Records from a collection
━━━━━━━━━━━━━━━━━━━━━━━━━━━━━━

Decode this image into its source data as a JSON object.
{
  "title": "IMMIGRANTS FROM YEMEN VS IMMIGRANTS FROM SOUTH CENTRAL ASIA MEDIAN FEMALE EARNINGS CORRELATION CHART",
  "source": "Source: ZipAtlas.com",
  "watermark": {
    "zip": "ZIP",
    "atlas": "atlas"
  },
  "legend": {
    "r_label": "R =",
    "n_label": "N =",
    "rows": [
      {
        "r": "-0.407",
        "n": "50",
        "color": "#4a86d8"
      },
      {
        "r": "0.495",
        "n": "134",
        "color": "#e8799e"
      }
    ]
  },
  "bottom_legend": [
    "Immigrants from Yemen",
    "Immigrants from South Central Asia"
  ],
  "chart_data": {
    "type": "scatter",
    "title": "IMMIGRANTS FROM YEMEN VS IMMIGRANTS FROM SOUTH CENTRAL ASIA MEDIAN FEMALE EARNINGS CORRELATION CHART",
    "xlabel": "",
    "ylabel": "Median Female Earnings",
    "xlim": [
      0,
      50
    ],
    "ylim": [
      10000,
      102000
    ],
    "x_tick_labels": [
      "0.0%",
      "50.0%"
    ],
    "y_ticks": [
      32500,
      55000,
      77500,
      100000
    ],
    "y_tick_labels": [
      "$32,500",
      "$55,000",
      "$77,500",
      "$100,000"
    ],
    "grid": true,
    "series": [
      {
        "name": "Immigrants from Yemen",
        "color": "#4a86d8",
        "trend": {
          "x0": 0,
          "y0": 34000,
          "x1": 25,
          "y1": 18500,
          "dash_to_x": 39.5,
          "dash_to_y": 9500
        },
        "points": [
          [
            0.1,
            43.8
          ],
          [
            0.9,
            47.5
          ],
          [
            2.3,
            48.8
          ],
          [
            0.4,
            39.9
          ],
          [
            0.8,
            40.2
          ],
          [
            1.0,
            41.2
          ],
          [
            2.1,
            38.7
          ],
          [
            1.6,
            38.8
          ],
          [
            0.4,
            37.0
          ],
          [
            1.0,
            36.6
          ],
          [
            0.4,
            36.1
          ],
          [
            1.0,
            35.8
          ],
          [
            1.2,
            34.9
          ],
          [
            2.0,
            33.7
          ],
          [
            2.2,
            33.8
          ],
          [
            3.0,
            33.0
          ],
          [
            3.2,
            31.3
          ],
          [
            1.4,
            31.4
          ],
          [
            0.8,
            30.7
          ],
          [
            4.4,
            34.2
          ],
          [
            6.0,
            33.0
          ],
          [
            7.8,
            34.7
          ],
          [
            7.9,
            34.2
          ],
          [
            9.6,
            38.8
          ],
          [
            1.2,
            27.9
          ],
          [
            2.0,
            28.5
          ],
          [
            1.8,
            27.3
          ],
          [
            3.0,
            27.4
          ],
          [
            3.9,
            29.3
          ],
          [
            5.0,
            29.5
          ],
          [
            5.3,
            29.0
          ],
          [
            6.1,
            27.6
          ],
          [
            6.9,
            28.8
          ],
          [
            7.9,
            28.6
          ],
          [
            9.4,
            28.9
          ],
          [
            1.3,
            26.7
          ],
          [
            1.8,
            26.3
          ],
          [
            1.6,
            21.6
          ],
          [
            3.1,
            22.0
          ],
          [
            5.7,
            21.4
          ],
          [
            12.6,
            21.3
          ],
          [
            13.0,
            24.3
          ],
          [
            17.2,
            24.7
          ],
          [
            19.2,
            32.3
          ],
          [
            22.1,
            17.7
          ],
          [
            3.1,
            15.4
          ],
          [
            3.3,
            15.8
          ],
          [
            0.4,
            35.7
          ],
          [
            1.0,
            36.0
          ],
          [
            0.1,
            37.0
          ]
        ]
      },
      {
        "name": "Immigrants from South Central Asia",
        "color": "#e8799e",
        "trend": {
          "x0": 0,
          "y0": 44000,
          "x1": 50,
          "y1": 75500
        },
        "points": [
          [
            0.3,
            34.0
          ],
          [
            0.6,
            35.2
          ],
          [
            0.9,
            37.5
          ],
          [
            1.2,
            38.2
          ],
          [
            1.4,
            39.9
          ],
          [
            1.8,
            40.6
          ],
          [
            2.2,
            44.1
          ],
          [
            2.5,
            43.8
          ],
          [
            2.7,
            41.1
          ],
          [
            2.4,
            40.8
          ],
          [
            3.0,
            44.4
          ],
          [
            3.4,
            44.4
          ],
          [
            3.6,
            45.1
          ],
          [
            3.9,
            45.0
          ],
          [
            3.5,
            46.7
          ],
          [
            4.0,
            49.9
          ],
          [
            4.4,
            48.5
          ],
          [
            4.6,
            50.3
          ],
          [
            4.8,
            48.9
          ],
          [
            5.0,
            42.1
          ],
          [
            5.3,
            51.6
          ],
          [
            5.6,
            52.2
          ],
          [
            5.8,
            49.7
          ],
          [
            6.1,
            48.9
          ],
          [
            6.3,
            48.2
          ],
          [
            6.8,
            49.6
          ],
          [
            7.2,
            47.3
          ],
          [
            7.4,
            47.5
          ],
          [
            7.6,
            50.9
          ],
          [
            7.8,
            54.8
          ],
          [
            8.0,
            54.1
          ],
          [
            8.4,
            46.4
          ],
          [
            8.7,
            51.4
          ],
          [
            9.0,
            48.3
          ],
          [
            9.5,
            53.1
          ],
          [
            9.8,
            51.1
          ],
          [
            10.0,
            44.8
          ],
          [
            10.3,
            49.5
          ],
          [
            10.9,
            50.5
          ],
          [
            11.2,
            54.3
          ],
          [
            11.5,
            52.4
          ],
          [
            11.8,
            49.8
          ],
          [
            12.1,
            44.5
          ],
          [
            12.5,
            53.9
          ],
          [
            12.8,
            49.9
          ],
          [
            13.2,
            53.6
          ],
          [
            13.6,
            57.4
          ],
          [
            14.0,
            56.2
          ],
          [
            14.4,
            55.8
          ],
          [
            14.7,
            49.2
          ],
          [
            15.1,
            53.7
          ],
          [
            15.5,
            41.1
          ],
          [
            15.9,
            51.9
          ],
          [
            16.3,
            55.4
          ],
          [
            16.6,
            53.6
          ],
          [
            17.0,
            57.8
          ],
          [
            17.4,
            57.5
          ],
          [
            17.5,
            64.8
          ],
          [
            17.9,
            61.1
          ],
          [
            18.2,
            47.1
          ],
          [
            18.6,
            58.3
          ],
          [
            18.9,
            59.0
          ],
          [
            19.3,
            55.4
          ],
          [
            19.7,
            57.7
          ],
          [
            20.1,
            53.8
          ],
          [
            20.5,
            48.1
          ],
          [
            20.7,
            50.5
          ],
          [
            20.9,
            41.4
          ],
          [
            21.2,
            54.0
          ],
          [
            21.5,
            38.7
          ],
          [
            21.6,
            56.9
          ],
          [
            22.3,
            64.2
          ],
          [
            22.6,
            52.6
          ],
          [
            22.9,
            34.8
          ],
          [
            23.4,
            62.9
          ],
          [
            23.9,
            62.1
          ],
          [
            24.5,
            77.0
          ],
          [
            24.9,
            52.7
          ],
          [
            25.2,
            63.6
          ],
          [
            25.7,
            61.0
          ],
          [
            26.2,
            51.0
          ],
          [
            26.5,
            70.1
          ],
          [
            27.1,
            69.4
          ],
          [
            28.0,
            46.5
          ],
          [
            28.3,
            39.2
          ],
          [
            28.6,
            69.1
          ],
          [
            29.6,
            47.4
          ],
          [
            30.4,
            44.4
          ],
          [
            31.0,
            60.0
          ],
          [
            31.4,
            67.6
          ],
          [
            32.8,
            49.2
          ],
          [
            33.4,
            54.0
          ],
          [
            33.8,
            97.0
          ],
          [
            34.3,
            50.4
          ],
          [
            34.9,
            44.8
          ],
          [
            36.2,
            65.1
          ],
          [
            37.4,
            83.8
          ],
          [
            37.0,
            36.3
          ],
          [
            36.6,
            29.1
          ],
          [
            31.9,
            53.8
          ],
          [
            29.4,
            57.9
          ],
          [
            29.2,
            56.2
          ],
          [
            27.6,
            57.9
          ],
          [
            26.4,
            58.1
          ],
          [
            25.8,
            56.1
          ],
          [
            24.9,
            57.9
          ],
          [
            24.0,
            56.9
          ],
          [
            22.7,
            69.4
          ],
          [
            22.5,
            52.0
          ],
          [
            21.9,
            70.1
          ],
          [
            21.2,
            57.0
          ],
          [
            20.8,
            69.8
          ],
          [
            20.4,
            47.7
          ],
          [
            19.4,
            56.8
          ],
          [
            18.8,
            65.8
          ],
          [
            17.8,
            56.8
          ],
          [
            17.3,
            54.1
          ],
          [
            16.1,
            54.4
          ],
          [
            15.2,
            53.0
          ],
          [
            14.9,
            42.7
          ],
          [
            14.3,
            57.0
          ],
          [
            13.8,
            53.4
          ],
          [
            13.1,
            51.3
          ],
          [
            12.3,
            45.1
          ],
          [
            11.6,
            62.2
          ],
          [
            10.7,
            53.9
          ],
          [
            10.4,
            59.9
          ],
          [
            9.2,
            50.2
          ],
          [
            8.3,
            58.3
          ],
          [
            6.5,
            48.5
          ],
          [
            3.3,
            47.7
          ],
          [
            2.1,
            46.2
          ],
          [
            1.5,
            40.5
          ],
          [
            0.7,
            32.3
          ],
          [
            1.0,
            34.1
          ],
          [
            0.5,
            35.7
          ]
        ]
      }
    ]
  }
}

━━━━━━━━━━━━━━━━━━━━━━━━━━━━━━

**Exercise objective**. Find each line with the string "source" and copy it out.

**Solution for this exercise**.
Decode this image into its source data as a JSON object.
  "source": "Source: ZipAtlas.com",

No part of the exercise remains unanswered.